◆ DATASET
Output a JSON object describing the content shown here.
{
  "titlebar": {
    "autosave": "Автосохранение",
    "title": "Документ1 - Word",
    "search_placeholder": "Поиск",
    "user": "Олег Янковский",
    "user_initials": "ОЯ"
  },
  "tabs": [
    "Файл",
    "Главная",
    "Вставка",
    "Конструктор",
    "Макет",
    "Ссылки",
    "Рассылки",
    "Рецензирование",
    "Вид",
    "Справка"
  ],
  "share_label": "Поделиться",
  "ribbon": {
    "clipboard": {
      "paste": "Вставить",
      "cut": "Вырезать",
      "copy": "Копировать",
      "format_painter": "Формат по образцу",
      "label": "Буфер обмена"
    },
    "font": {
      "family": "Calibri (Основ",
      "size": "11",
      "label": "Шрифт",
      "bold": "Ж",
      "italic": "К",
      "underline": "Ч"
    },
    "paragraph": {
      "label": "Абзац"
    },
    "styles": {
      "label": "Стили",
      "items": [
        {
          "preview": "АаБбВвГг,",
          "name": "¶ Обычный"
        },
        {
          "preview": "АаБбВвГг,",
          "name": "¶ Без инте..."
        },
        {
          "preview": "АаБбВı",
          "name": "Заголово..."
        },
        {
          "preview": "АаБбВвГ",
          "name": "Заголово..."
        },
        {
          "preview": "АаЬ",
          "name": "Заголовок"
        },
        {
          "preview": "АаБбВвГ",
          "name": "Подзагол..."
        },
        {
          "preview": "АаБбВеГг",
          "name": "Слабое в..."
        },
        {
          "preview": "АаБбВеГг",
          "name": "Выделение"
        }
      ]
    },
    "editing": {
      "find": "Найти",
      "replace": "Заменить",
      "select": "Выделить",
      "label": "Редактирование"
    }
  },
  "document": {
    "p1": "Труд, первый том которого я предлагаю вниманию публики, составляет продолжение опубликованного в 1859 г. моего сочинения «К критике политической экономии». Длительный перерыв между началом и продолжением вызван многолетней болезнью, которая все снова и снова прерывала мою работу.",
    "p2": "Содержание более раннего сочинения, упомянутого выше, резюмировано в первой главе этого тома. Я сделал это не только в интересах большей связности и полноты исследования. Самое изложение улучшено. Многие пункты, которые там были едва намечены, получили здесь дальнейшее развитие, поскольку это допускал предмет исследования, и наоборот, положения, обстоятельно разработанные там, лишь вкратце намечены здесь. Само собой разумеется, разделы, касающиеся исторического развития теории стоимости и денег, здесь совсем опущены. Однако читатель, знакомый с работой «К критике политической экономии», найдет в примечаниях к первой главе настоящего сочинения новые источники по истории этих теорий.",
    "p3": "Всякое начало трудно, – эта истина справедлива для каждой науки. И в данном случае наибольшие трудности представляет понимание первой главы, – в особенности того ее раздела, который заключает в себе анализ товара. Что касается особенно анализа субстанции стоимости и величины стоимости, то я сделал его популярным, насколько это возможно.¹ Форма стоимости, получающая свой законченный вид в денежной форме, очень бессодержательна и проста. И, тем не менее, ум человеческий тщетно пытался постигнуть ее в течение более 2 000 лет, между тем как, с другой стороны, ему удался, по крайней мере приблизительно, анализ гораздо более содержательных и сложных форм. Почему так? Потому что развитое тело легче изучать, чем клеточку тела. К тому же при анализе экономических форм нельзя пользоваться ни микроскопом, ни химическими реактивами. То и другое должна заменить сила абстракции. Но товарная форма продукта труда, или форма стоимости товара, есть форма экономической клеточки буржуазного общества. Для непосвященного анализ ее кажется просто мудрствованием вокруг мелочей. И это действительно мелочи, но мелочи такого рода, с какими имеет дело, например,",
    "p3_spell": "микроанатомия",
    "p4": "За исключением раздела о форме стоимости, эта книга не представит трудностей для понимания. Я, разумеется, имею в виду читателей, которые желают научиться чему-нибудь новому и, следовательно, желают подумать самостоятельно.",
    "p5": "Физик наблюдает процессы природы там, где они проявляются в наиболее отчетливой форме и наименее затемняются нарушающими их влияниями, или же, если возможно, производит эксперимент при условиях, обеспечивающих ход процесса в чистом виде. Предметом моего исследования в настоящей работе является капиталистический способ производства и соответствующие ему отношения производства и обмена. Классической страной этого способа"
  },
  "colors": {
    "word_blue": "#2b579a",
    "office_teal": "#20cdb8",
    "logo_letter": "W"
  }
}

◆ REQUIRED TASK
Every record above should be output exactly.

◆ THE RESULT
Output a JSON object describing the content shown here.
{
  "titlebar": {
    "autosave": "Автосохранение",
    "title": "Документ1 - Word",
    "search_placeholder": "Поиск",
    "user": "Олег Янковский",
    "user_initials": "ОЯ"
  },
  "tabs": [
    "Файл",
    "Главная",
    "Вставка",
    "Конструктор",
    "Макет",
    "Ссылки",
    "Рассылки",
    "Рецензирование",
    "Вид",
    "Справка"
  ],
  "share_label": "Поделиться",
  "ribbon": {
    "clipboard": {
      "paste": "Вставить",
      "cut": "Вырезать",
      "copy": "Копировать",
      "format_painter": "Формат по образцу",
      "label": "Буфер обмена"
    },
    "font": {
      "family": "Calibri (Основ",
      "size": "11",
      "label": "Шрифт",
      "bold": "Ж",
      "italic": "К",
      "underline": "Ч"
    },
    "paragraph": {
      "label": "Абзац"
    },
    "styles": {
      "label": "Стили",
      "items": [
        {
          "preview": "АаБбВвГг,",
          "name": "¶ Обычный"
        },
        {
          "preview": "АаБбВвГг,",
          "name": "¶ Без инте..."
        },
        {
          "preview": "АаБбВı",
          "name": "Заголово..."
        },
        {
          "preview": "АаБбВвГ",
          "name": "Заголово..."
        },
        {
          "preview": "АаЬ",
          "name": "Заголовок"
        },
        {
          "preview": "АаБбВвГ",
          "name": "Подзагол..."
        },
        {
          "preview": "АаБбВеГг",
          "name": "Слабое в..."
        },
        {
          "preview": "АаБбВеГг",
          "name": "Выделение"
        }
      ]
    },
    "editing": {
      "find": "Найти",
      "replace": "Заменить",
      "select": "Выделить",
      "label": "Редактирование"
    }
  },
  "document": {
    "p1": "Труд, первый том которого я предлагаю вниманию публики, составляет продолжение опубликованного в 1859 г. моего сочинения «К критике политической экономии». Длительный перерыв между началом и продолжением вызван многолетней болезнью, которая все снова и снова прерывала мою работу.",
    "p2": "Содержание более раннего сочинения, упомянутого выше, резюмировано в первой главе этого тома. Я сделал это не только в интересах большей связности и полноты исследования. Самое изложение улучшено. Многие пункты, которые там были едва намечены, получили здесь дальнейшее развитие, поскольку это допускал предмет исследования, и наоборот, положения, обстоятельно разработанные там, лишь вкратце намечены здесь. Само собой разумеется, разделы, касающиеся исторического развития теории стоимости и денег, здесь совсем опущены. Однако читатель, знакомый с работой «К критике политической экономии», найдет в примечаниях к первой главе настоящего сочинения новые источники по истории этих теорий.",
    "p3": "Всякое начало трудно, – эта истина справедлива для каждой науки. И в данном случае наибольшие трудности представляет понимание первой главы, – в особенности того ее раздела, который заключает в себе анализ товара. Что касается особенно анализа субстанции стоимости и величины стоимости, то я сделал его популярным, насколько это возможно.¹ Форма стоимости, получающая свой законченный вид в денежной форме, очень бессодержательна и проста. И, тем не менее, ум человеческий тщетно пытался постигнуть ее в течение более 2 000 лет, между тем как, с другой стороны, ему удался, по крайней мере приблизительно, анализ гораздо более содержательных и сложных форм. Почему так? Потому что развитое тело легче изучать, чем клеточку тела. К тому же при анализе экономических форм нельзя пользоваться ни микроскопом, ни химическими реактивами. То и другое должна заменить сила абстракции. Но товарная форма продукта труда, или форма стоимости товара, есть форма экономической клеточки буржуазного общества. Для непосвященного анализ ее кажется просто мудрствованием вокруг мелочей. И это действительно мелочи, но мелочи такого рода, с какими имеет дело, например,",
    "p3_spell": "микроанатомия",
    "p4": "За исключением раздела о форме стоимости, эта книга не представит трудностей для понимания. Я, разумеется, имею в виду читателей, которые желают научиться чему-нибудь новому и, следовательно, желают подумать самостоятельно.",
    "p5": "Физик наблюдает процессы природы там, где они проявляются в наиболее отчетливой форме и наименее затемняются нарушающими их влияниями, или же, если возможно, производит эксперимент при условиях, обеспечивающих ход процесса в чистом виде. Предметом моего исследования в настоящей работе является капиталистический способ производства и соответствующие ему отношения производства и обмена. Классической страной этого способа"
  },
  "colors": {
    "word_blue": "#2b579a",
    "office_teal": "#20cdb8",
    "logo_letter": "W"
  }
}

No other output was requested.